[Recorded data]
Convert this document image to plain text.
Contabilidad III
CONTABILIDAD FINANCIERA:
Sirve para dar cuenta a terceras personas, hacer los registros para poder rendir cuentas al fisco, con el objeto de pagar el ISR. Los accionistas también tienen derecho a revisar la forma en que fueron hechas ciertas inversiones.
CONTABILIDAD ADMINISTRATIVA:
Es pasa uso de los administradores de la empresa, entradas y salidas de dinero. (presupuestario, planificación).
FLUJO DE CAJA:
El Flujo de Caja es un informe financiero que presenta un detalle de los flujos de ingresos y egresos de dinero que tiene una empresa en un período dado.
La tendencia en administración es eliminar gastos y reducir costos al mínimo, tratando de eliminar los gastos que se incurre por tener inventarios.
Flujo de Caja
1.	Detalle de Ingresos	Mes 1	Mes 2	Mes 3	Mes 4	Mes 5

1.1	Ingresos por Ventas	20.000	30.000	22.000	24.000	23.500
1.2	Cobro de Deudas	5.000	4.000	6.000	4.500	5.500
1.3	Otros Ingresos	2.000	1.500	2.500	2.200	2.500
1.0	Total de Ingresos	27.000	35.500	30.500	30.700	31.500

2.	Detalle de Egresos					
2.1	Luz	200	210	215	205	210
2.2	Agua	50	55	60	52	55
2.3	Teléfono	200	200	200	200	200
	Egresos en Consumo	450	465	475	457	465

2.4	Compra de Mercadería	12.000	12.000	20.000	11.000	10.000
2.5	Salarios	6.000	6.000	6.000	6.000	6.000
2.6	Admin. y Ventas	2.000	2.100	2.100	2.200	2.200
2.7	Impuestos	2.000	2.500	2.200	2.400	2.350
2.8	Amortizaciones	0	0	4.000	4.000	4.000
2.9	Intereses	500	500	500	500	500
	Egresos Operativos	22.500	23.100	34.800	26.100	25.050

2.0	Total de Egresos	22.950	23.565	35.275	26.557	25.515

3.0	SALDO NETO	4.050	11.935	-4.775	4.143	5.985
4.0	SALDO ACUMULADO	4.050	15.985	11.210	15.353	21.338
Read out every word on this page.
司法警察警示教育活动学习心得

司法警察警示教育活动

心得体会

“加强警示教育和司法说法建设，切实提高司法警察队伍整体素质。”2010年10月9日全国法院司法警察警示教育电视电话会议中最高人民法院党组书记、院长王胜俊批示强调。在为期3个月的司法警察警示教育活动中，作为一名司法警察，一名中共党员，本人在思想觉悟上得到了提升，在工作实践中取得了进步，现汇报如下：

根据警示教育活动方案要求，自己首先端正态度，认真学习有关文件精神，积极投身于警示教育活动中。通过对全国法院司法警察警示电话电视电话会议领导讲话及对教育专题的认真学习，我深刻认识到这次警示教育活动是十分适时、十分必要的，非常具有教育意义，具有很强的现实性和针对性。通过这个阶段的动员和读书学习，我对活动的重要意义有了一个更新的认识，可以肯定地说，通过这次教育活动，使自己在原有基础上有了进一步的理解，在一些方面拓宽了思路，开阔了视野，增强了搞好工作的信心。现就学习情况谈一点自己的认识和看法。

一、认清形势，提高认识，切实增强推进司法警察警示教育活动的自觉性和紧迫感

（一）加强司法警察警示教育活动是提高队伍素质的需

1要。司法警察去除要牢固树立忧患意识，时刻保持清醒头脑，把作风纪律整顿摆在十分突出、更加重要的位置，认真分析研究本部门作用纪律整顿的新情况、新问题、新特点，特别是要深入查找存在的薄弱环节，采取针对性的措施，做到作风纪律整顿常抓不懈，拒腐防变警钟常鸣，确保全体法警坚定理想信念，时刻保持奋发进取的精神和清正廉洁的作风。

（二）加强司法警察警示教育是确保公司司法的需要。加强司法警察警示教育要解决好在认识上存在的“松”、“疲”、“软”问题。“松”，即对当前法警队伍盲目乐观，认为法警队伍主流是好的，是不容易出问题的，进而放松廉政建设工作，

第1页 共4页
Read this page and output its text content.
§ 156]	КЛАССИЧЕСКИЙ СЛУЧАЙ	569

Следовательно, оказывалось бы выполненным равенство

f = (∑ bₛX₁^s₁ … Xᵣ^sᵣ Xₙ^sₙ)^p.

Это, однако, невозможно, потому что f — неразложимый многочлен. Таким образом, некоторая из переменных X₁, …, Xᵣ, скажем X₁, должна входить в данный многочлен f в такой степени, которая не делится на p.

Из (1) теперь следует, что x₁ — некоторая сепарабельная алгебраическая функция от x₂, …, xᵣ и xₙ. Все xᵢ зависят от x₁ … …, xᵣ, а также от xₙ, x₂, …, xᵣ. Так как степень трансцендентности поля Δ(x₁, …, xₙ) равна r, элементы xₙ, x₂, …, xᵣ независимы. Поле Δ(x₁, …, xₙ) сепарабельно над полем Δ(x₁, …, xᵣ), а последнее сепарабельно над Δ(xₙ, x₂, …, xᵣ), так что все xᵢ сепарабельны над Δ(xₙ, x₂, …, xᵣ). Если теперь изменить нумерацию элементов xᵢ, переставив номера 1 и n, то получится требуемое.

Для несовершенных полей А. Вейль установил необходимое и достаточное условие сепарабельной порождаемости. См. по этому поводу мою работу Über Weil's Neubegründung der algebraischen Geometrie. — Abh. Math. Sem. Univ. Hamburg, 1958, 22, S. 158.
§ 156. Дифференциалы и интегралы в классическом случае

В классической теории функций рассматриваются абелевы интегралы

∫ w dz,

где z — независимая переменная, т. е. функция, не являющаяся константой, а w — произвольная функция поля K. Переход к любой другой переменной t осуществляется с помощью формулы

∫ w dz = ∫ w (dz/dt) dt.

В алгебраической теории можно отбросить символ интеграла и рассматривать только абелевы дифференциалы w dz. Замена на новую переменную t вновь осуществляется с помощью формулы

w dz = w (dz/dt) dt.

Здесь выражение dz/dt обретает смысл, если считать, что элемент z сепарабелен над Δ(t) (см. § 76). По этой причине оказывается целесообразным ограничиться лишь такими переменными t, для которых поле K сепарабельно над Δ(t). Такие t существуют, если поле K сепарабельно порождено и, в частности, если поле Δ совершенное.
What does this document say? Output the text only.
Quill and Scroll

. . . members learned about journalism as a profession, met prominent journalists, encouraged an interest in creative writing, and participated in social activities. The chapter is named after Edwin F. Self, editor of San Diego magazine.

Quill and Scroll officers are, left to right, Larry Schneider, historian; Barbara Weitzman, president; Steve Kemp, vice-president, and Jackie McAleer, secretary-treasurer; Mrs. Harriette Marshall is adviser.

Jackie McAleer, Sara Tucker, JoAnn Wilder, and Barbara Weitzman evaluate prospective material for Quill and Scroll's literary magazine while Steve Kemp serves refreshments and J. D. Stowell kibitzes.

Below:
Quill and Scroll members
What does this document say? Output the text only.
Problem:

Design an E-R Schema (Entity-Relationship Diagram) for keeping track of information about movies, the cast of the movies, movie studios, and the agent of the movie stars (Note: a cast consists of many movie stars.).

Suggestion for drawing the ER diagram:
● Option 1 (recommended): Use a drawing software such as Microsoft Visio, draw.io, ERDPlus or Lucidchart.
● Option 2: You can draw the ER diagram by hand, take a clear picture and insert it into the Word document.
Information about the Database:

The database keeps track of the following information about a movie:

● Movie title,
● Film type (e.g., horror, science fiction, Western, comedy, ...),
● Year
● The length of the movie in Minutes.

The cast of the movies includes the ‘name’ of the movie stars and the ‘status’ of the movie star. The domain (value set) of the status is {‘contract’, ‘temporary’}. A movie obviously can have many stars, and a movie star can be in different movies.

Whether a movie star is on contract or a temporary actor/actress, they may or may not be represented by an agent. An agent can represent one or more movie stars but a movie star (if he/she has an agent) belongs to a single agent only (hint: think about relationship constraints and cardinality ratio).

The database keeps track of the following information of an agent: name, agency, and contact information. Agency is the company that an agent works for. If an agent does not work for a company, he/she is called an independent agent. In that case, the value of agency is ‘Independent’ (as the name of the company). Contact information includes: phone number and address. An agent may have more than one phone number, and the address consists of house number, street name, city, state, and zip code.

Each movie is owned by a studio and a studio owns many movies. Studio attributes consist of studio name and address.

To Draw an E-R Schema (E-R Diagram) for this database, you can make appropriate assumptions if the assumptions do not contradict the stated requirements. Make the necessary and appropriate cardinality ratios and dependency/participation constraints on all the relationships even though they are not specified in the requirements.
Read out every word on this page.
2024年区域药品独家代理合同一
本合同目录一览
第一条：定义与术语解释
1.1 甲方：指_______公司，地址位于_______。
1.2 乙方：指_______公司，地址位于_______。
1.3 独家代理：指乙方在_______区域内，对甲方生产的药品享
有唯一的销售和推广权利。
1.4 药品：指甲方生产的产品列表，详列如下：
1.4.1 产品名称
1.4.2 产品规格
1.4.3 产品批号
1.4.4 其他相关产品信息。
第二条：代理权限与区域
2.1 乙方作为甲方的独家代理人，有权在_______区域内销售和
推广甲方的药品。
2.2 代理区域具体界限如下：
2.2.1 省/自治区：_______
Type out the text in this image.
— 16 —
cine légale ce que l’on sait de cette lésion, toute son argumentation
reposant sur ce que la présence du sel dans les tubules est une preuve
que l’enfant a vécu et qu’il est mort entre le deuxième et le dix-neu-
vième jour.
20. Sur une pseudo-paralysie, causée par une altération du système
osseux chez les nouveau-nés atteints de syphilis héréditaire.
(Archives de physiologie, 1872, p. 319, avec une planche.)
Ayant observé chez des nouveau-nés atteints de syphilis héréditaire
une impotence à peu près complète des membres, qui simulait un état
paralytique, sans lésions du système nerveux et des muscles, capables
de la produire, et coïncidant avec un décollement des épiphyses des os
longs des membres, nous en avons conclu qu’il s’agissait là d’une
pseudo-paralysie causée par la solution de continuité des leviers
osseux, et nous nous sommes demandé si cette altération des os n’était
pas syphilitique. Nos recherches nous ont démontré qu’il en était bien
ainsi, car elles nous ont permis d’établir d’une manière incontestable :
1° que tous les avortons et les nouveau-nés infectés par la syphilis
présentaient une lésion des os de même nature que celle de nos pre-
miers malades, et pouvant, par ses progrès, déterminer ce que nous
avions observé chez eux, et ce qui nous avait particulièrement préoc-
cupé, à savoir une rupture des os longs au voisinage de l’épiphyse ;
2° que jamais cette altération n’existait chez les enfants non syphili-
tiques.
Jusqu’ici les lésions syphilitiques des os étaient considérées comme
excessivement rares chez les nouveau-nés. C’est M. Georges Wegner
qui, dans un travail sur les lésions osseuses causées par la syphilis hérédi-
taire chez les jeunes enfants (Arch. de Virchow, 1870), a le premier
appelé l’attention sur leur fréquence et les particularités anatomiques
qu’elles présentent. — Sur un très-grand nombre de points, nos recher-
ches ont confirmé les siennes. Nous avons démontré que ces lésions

WRITTEN REQUEST: Extract each line holding the word "SALDO" from the records.

REPLY:
3.0	SALDO NETO	4.050	11.935	-4.775	4.143	5.985
4.0	SALDO ACUMULADO	4.050	15.985	11.210	15.353	21.338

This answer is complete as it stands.